Materials provided -
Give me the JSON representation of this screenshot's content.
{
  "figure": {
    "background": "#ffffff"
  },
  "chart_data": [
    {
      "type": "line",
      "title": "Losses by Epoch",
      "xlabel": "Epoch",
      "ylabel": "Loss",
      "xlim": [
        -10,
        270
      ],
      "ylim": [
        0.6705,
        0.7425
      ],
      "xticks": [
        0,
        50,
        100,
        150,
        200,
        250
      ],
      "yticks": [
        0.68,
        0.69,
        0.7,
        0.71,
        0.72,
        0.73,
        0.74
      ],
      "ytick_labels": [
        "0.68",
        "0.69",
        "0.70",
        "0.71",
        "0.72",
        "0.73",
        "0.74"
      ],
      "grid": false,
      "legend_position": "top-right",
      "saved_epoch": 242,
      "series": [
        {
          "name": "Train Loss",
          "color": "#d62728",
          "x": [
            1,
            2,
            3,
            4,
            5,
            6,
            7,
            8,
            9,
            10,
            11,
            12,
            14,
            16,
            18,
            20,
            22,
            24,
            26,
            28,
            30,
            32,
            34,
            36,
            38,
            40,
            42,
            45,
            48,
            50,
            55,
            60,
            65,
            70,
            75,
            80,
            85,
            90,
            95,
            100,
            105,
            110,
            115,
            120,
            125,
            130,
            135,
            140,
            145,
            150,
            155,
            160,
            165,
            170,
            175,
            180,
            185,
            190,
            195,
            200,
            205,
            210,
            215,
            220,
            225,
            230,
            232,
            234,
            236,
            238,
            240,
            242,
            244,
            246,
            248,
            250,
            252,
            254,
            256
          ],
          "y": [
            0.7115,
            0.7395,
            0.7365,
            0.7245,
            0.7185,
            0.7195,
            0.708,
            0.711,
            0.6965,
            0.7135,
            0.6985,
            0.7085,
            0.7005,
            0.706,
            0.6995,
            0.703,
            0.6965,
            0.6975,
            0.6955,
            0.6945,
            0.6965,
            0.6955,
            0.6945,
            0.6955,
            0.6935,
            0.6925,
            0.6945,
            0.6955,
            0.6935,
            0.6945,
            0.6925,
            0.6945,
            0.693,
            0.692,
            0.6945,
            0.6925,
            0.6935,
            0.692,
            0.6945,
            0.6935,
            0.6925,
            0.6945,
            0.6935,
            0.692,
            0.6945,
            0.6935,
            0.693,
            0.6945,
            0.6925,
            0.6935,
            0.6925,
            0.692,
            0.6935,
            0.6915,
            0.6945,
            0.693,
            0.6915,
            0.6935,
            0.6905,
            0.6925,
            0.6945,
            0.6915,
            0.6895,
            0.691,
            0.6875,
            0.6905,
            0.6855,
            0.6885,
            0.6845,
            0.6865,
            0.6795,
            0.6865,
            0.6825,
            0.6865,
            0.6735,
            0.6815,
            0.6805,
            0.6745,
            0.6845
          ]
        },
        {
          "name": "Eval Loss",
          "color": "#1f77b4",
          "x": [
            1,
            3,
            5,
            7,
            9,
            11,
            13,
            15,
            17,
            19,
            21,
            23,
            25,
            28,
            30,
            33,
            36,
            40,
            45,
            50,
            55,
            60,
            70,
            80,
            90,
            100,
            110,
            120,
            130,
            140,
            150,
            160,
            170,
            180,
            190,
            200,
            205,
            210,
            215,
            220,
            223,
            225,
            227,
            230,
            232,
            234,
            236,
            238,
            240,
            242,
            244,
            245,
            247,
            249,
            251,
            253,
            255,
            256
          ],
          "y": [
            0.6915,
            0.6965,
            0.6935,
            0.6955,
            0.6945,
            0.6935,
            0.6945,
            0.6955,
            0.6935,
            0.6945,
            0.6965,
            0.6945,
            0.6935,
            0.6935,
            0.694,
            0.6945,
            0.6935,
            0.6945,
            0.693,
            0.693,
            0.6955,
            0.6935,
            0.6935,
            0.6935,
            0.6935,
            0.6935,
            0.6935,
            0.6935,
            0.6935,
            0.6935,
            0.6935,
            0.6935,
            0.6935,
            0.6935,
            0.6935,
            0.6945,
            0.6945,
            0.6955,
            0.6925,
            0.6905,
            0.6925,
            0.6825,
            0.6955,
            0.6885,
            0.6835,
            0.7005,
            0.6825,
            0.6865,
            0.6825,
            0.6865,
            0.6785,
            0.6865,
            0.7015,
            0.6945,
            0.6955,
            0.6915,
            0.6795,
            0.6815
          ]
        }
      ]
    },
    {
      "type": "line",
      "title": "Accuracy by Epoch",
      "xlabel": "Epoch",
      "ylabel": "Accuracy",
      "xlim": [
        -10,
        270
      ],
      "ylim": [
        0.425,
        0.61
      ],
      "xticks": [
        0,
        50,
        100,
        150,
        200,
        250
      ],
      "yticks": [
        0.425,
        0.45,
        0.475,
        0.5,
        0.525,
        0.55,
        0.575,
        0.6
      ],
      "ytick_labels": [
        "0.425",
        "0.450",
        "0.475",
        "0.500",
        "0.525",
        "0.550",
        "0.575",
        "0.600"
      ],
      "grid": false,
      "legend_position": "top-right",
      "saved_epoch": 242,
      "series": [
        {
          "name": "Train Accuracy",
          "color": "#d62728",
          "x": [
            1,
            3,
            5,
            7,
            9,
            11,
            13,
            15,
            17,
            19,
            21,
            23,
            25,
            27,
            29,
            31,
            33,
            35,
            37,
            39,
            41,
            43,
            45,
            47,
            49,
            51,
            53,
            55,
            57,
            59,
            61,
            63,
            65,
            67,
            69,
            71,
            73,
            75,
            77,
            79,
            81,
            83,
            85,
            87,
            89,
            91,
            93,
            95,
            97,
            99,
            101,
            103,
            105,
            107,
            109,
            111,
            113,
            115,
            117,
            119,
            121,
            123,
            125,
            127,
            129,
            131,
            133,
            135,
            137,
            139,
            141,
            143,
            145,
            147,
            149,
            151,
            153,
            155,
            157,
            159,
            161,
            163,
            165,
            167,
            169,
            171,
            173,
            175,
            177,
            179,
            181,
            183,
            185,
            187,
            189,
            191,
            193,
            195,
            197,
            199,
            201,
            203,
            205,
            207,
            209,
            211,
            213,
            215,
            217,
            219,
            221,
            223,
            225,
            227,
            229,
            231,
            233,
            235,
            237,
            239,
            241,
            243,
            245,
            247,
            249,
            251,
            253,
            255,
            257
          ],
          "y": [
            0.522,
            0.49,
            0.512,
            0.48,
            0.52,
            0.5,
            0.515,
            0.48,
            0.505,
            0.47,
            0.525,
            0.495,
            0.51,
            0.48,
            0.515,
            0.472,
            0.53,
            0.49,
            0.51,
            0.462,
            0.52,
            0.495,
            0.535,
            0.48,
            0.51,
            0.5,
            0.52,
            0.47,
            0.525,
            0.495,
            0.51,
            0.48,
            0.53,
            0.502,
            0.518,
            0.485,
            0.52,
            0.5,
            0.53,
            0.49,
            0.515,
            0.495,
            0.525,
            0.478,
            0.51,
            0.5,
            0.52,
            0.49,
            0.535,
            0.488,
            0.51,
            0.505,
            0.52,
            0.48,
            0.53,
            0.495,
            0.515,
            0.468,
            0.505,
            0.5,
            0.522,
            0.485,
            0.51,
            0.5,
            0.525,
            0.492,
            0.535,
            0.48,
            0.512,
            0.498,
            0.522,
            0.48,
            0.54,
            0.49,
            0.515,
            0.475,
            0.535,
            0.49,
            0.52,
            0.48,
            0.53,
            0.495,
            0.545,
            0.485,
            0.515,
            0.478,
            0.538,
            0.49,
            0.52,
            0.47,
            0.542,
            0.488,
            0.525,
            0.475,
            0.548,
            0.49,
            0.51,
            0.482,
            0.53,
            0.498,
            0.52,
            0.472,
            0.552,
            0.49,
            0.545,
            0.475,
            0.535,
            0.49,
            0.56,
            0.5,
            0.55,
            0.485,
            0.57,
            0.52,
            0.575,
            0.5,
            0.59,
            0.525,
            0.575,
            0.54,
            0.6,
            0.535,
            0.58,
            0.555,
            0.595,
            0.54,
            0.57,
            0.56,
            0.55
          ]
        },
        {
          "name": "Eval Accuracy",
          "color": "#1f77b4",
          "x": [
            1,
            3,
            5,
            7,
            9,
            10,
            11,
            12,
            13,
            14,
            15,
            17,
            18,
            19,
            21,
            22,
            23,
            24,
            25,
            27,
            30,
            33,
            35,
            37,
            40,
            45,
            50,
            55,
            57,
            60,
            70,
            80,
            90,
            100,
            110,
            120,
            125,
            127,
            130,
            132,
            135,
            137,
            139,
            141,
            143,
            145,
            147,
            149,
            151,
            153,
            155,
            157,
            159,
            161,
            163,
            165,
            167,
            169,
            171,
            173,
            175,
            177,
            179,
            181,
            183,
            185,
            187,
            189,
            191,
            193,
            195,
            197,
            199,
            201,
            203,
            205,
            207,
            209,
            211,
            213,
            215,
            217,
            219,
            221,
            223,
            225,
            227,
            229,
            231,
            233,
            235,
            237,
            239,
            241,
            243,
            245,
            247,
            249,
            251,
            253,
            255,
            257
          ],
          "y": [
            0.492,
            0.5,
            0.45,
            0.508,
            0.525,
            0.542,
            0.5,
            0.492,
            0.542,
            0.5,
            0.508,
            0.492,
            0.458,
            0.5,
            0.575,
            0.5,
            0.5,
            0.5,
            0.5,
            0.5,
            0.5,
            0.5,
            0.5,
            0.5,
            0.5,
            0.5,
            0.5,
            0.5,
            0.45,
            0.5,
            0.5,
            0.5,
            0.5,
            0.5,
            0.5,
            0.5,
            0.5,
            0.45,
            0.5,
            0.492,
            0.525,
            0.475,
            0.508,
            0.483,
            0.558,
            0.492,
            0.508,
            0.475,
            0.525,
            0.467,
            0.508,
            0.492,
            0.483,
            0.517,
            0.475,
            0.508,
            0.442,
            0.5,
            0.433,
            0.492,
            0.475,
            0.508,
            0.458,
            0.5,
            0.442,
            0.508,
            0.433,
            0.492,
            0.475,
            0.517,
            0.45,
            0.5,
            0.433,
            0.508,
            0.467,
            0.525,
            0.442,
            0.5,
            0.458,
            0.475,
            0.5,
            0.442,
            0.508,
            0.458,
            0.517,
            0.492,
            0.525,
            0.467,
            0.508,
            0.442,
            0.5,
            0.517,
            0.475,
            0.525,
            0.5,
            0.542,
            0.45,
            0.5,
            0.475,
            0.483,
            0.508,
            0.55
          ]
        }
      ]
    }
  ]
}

Task to carry out - Reproduce each line of the material containing the word "Accuracy".

Result for this exercise -
      "title": "Accuracy by Epoch",
      "ylabel": "Accuracy",
          "name": "Train Accuracy",
          "name": "Eval Accuracy",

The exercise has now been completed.